Set problem
Output only the count of lines that contain "person".

Records from a data collection
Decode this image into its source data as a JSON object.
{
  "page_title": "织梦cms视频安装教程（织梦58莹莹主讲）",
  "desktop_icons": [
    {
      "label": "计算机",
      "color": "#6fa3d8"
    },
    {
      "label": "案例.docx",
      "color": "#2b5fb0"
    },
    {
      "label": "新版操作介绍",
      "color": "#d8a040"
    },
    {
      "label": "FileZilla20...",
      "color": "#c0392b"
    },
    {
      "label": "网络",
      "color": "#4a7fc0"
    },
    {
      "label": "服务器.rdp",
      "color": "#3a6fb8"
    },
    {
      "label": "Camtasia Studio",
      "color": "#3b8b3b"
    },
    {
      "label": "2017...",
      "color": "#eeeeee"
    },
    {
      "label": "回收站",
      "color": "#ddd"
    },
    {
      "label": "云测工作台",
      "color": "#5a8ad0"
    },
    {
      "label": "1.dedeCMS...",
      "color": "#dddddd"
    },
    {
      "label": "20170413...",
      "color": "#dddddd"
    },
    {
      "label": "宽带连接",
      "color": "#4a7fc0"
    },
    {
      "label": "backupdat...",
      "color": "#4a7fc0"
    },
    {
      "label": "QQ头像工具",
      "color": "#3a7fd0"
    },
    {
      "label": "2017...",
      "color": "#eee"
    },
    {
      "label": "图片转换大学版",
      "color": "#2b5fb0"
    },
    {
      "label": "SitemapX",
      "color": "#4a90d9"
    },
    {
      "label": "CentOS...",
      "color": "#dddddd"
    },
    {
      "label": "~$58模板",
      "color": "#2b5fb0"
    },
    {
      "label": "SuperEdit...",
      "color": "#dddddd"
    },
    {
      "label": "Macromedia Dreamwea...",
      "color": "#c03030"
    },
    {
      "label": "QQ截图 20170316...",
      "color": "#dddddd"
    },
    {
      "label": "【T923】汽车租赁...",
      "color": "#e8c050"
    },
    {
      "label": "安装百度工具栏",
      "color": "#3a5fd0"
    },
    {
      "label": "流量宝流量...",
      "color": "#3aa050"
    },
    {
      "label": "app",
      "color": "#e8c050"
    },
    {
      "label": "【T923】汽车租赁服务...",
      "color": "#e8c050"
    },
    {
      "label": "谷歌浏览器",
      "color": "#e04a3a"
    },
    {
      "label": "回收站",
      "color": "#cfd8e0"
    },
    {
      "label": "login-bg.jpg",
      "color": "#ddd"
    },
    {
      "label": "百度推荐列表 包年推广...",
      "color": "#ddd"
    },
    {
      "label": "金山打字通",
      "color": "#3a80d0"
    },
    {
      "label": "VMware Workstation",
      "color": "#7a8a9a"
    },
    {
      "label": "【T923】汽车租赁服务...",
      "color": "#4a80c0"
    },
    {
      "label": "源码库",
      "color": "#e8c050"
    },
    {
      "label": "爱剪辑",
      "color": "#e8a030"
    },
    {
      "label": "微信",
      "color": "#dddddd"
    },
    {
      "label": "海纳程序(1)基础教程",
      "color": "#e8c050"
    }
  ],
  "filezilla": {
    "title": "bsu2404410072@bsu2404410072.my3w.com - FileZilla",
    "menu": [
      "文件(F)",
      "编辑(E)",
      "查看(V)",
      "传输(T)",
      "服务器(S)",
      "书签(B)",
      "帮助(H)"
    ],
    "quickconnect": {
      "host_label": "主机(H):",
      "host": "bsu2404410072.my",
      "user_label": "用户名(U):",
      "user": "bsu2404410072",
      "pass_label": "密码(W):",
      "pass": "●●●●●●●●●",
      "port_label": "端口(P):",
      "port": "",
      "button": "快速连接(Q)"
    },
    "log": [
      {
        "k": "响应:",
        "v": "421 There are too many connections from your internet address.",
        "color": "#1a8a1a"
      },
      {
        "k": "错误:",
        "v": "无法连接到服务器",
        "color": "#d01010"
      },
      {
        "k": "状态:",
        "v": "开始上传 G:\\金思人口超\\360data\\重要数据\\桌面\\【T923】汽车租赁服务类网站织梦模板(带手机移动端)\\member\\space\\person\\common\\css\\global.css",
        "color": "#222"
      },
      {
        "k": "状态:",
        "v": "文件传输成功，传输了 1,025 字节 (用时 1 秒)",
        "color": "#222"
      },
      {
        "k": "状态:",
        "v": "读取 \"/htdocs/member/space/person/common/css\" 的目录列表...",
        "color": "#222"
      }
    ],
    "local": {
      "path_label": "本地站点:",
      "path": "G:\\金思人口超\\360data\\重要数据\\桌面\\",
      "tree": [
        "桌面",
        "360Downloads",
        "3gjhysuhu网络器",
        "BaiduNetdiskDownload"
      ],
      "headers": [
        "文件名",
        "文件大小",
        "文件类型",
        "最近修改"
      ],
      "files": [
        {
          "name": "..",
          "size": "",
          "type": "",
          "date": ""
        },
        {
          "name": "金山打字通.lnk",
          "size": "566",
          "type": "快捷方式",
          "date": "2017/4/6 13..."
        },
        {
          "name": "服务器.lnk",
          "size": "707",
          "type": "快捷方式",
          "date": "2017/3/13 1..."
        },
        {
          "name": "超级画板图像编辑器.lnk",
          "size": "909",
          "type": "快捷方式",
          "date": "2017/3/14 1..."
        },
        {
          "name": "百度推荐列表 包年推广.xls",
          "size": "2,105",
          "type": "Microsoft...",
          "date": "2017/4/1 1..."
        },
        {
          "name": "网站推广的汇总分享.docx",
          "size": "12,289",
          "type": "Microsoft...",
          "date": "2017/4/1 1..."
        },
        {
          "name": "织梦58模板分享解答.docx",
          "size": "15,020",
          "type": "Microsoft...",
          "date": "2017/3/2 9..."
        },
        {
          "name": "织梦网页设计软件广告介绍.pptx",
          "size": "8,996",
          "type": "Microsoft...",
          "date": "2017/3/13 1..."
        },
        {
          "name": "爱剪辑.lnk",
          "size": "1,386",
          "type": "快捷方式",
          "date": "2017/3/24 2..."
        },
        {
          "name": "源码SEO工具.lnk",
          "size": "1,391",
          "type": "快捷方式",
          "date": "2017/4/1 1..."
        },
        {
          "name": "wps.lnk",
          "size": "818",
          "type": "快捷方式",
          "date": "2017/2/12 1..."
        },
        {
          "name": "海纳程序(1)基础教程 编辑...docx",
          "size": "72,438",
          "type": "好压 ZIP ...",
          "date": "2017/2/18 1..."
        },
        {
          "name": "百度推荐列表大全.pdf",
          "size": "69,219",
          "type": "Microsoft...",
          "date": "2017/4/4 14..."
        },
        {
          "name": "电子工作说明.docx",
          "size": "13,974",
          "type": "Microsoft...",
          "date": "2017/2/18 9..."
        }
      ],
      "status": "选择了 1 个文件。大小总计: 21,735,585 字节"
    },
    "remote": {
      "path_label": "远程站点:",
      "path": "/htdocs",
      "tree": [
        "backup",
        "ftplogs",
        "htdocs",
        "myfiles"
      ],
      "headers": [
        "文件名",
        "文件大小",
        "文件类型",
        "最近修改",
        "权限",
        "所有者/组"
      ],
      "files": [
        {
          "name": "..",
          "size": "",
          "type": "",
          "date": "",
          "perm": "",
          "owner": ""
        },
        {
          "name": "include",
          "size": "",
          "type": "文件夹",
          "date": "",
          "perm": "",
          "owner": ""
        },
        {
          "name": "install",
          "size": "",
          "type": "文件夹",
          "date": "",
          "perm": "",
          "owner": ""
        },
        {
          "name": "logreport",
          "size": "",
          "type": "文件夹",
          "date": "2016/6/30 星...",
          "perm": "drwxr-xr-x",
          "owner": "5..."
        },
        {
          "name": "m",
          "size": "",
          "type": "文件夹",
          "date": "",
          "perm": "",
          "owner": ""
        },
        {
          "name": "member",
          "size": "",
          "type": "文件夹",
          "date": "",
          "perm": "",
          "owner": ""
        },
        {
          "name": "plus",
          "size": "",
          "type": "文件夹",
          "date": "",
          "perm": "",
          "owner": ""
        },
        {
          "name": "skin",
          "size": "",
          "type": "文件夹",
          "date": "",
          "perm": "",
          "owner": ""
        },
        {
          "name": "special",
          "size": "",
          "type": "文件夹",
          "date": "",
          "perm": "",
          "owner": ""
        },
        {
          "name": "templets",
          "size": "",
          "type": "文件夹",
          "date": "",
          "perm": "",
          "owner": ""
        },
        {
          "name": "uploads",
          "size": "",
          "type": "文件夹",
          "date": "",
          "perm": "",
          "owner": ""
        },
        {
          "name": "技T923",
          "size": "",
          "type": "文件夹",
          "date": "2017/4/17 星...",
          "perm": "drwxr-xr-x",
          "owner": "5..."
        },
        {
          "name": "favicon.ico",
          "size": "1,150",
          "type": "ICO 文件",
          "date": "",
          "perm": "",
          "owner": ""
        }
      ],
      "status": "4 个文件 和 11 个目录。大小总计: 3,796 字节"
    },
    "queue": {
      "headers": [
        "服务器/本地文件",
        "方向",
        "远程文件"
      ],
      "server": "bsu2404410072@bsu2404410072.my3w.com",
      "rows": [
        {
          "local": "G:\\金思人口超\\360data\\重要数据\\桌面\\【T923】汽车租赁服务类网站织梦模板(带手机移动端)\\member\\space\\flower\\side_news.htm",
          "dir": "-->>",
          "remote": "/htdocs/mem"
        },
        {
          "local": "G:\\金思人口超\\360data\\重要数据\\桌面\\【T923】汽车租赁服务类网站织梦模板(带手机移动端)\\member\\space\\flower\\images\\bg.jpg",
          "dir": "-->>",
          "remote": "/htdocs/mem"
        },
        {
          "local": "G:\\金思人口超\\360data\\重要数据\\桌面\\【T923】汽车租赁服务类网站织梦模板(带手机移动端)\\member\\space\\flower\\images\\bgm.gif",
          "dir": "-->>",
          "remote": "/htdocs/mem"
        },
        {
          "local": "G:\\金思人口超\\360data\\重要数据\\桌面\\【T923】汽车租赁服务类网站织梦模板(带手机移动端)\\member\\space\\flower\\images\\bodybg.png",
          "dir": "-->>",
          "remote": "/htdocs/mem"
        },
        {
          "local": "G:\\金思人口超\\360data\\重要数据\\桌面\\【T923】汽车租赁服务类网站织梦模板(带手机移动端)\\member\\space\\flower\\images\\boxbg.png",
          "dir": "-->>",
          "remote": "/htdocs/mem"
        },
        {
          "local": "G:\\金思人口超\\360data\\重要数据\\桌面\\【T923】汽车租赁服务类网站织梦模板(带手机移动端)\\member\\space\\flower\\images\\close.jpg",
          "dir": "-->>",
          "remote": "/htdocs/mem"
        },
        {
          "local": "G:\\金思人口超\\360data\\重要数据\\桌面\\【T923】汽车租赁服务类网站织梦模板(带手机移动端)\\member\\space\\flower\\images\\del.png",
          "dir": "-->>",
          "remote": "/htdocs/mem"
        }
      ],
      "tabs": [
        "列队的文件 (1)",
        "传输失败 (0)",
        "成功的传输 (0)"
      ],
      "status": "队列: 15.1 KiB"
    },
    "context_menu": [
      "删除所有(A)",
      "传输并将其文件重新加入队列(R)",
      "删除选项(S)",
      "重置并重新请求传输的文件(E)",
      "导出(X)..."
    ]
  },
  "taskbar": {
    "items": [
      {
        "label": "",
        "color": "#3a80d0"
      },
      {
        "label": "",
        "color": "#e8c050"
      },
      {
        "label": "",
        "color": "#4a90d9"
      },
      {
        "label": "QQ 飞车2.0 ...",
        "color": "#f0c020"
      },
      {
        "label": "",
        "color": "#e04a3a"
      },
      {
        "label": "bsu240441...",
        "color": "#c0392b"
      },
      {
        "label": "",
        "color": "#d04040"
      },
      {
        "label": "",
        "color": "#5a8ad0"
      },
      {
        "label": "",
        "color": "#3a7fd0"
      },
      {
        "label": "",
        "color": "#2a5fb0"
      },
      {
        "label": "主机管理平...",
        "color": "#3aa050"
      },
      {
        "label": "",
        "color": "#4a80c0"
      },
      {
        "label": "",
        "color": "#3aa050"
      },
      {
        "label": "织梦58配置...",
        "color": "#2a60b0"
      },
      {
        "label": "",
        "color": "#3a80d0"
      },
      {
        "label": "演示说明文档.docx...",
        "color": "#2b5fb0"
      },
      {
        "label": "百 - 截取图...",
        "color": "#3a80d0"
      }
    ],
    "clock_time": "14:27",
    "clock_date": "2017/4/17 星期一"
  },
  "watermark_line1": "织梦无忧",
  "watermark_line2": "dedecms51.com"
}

Result for this exercise
2